*TASK PROMPT:* Can you reproduce every record below word for word, omitting the pictures?

**** DATA ROWS

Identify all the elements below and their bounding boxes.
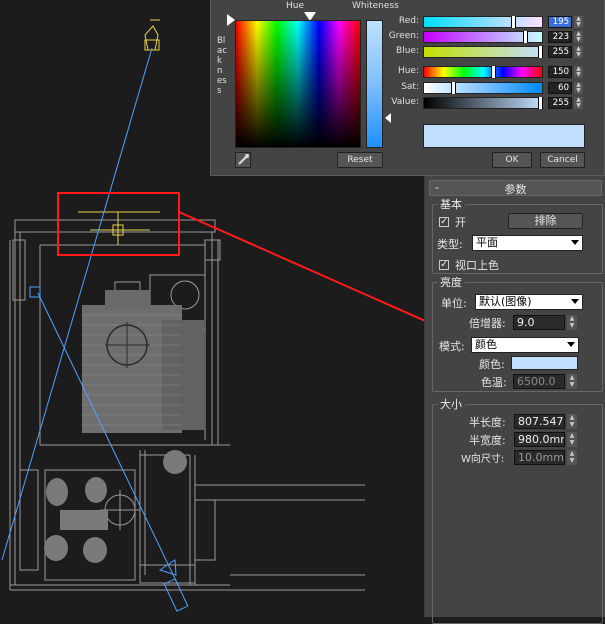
hue-label: Hue [286,1,305,11]
channel-value-input[interactable]: 195 [548,16,572,28]
channel-label: Value: [391,97,419,107]
unit-label: 单位: [441,297,467,310]
half-width-label: 半宽度: [469,434,506,447]
color-swatch [423,124,585,148]
slider-knob[interactable] [511,16,516,28]
channel-slider[interactable] [423,82,543,94]
channel-slider[interactable] [423,46,543,58]
eyedropper-button[interactable] [235,152,251,168]
blackness-label: Blackness [217,36,227,96]
multiplier-spinner[interactable]: ▲ ▼ [567,315,577,330]
color-picker-dialog: Hue Whiteness Blackness Red: 195 ▲ ▼ Green: 2… [210,0,605,176]
temperature-input[interactable]: 6500.0 [513,374,565,389]
viewport-shading-label: 视口上色 [455,259,499,272]
type-dropdown[interactable]: 平面 [472,235,583,251]
half-length-spinner[interactable]: ▲ ▼ [567,414,577,429]
chevron-down-icon [571,299,579,304]
half-length-label: 半长度: [469,416,506,429]
channel-label: Sat: [401,82,419,92]
exclude-button[interactable]: 排除 [508,213,583,229]
slider-knob[interactable] [491,66,496,78]
slider-knob[interactable] [538,46,543,58]
unit-value: 默认(图像) [479,295,532,308]
reset-button[interactable]: Reset [337,152,383,168]
channel-label: Blue: [396,46,419,56]
eyedropper-icon [238,154,249,165]
slider-knob[interactable] [523,31,528,43]
channel-value-input[interactable]: 255 [548,97,572,109]
mode-label: 模式: [439,340,465,353]
channel-value-input[interactable]: 255 [548,46,572,58]
half-length-input[interactable]: 807.547m [514,414,565,429]
ok-button[interactable]: OK [492,152,532,168]
slider-knob[interactable] [538,97,543,109]
unit-dropdown[interactable]: 默认(图像) [475,294,583,310]
whiteness-pointer-icon[interactable] [385,113,391,123]
mode-value: 颜色 [475,338,497,351]
viewport-shading-checkbox[interactable]: ✓ [439,260,449,270]
channel-value-input[interactable]: 223 [548,31,572,43]
type-value: 平面 [476,236,498,249]
temperature-spinner[interactable]: ▲ ▼ [567,374,577,389]
channel-spinner[interactable]: ▲ ▼ [574,31,583,43]
channel-spinner[interactable]: ▲ ▼ [574,97,583,109]
w-size-label: W向尺寸: [461,454,505,465]
channel-slider[interactable] [423,66,543,78]
temperature-label: 色温: [481,376,507,389]
channel-label: Red: [398,16,419,26]
channel-value-input[interactable]: 150 [548,66,572,78]
rollout-title: 参数 [504,183,527,196]
color-swatch-button[interactable] [511,356,578,370]
channel-slider[interactable] [423,31,543,43]
chevron-down-icon [571,240,579,245]
half-width-input[interactable]: 980.0mm [514,432,565,447]
multiplier-input[interactable]: 9.0 [513,315,565,330]
channel-value-input[interactable]: 60 [548,82,572,94]
on-label: 开 [455,216,466,229]
w-size-input[interactable]: 10.0mm [514,450,565,465]
color-label: 颜色: [479,358,505,371]
w-size-spinner[interactable]: ▲ ▼ [567,450,577,465]
channel-label: Green: [388,31,419,41]
rollout-header[interactable]: - 参数 [429,180,602,196]
type-label: 类型: [437,238,463,251]
hue-blackness-field[interactable] [235,20,361,148]
cancel-button[interactable]: Cancel [540,152,585,168]
channel-spinner[interactable]: ▲ ▼ [574,66,583,78]
on-checkbox[interactable]: ✓ [439,217,449,227]
channel-slider[interactable] [423,97,543,109]
channel-spinner[interactable]: ▲ ▼ [574,16,583,28]
channel-spinner[interactable]: ▲ ▼ [574,82,583,94]
mode-dropdown[interactable]: 颜色 [471,337,579,353]
channel-slider[interactable] [423,16,543,28]
basic-group-title: 基本 [437,196,465,212]
channel-label: Hue: [397,66,419,76]
multiplier-label: 倍增器: [469,317,506,330]
parameters-rollout: - 参数 基本 ✓ 开 排除 类型: 平面 ✓ 视口上色 亮度 单位: 默认(图… [424,176,605,624]
size-group-title: 大小 [437,396,465,412]
whiteness-label: Whiteness [352,1,399,11]
brightness-group-title: 亮度 [437,274,465,290]
slider-knob[interactable] [451,82,456,94]
blackness-pointer-icon[interactable] [227,14,235,26]
channel-spinner[interactable]: ▲ ▼ [574,46,583,58]
chevron-down-icon [567,342,575,347]
half-width-spinner[interactable]: ▲ ▼ [567,432,577,447]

********

*SOLUTION FOR THIS EXERCISE:*
Identify all the elements below and their bounding boxes.
hue-label: Hue [286,1,305,11]
channel-value-input[interactable]: 195 [548,16,572,28]
channel-label: Value: [391,97,419,107]
unit-label: 单位: [441,297,467,310]
half-width-label: 半宽度: [469,434,506,447]
color-swatch [423,124,585,148]
slider-knob[interactable] [511,16,516,28]
channel-slider[interactable] [423,82,543,94]
channel-slider[interactable] [423,46,543,58]
eyedropper-button[interactable] [235,152,251,168]
blackness-label: Blackness [217,36,227,96]
multiplier-spinner[interactable]: ▲ ▼ [567,315,577,330]
color-picker-dialog: Hue Whiteness Blackness Red: 195 ▲ ▼ Green: 2… [210,0,605,176]
temperature-input[interactable]: 6500.0 [513,374,565,389]
viewport-shading-label: 视口上色 [455,259,499,272]
type-dropdown[interactable]: 平面 [472,235,583,251]
half-length-spinner[interactable]: ▲ ▼ [567,414,577,429]
chevron-down-icon [571,299,579,304]
half-length-label: 半长度: [469,416,506,429]
channel-label: Sat: [401,82,419,92]
exclude-button[interactable]: 排除 [508,213,583,229]
slider-knob[interactable] [491,66,496,78]
slider-knob[interactable] [538,46,543,58]
unit-value: 默认(图像) [479,295,532,308]
reset-button[interactable]: Reset [337,152,383,168]
channel-label: Blue: [396,46,419,56]
eyedropper-icon [238,154,249,165]
slider-knob[interactable] [523,31,528,43]
channel-value-input[interactable]: 255 [548,97,572,109]
mode-label: 模式: [439,340,465,353]
channel-value-input[interactable]: 255 [548,46,572,58]
half-length-input[interactable]: 807.547m [514,414,565,429]
ok-button[interactable]: OK [492,152,532,168]
slider-knob[interactable] [538,97,543,109]
unit-dropdown[interactable]: 默认(图像) [475,294,583,310]
whiteness-pointer-icon[interactable] [385,113,391,123]
mode-value: 颜色 [475,338,497,351]
viewport-shading-checkbox[interactable]: ✓ [439,260,449,270]
channel-value-input[interactable]: 223 [548,31,572,43]
type-value: 平面 [476,236,498,249]
temperature-spinner[interactable]: ▲ ▼ [567,374,577,389]
channel-spinner[interactable]: ▲ ▼ [574,31,583,43]
channel-spinner[interactable]: ▲ ▼ [574,97,583,109]
w-size-label: W向尺寸: [461,454,505,465]
channel-slider[interactable] [423,66,543,78]
temperature-label: 色温: [481,376,507,389]
channel-label: Red: [398,16,419,26]
channel-value-input[interactable]: 150 [548,66,572,78]
rollout-title: 参数 [504,183,527,196]
color-swatch-button[interactable] [511,356,578,370]
channel-slider[interactable] [423,31,543,43]
chevron-down-icon [571,240,579,245]
half-width-input[interactable]: 980.0mm [514,432,565,447]
multiplier-input[interactable]: 9.0 [513,315,565,330]
channel-value-input[interactable]: 60 [548,82,572,94]
on-label: 开 [455,216,466,229]
w-size-input[interactable]: 10.0mm [514,450,565,465]
color-label: 颜色: [479,358,505,371]
w-size-spinner[interactable]: ▲ ▼ [567,450,577,465]
channel-label: Green: [388,31,419,41]
rollout-header[interactable]: - 参数 [429,180,602,196]
type-label: 类型: [437,238,463,251]
hue-blackness-field[interactable] [235,20,361,148]
cancel-button[interactable]: Cancel [540,152,585,168]
channel-spinner[interactable]: ▲ ▼ [574,66,583,78]
on-checkbox[interactable]: ✓ [439,217,449,227]
channel-slider[interactable] [423,97,543,109]
channel-spinner[interactable]: ▲ ▼ [574,16,583,28]
channel-spinner[interactable]: ▲ ▼ [574,82,583,94]
mode-dropdown[interactable]: 颜色 [471,337,579,353]
channel-slider[interactable] [423,16,543,28]
basic-group-title: 基本 [437,196,465,212]
channel-label: Hue: [397,66,419,76]
multiplier-label: 倍增器: [469,317,506,330]
parameters-rollout: - 参数 基本 ✓ 开 排除 类型: 平面 ✓ 视口上色 亮度 单位: 默认(图… [424,176,605,624]
size-group-title: 大小 [437,396,465,412]
whiteness-label: Whiteness [352,1,399,11]
brightness-group-title: 亮度 [437,274,465,290]
slider-knob[interactable] [451,82,456,94]
blackness-pointer-icon[interactable] [227,14,235,26]
channel-spinner[interactable]: ▲ ▼ [574,46,583,58]
chevron-down-icon [567,342,575,347]
half-width-spinner[interactable]: ▲ ▼ [567,432,577,447]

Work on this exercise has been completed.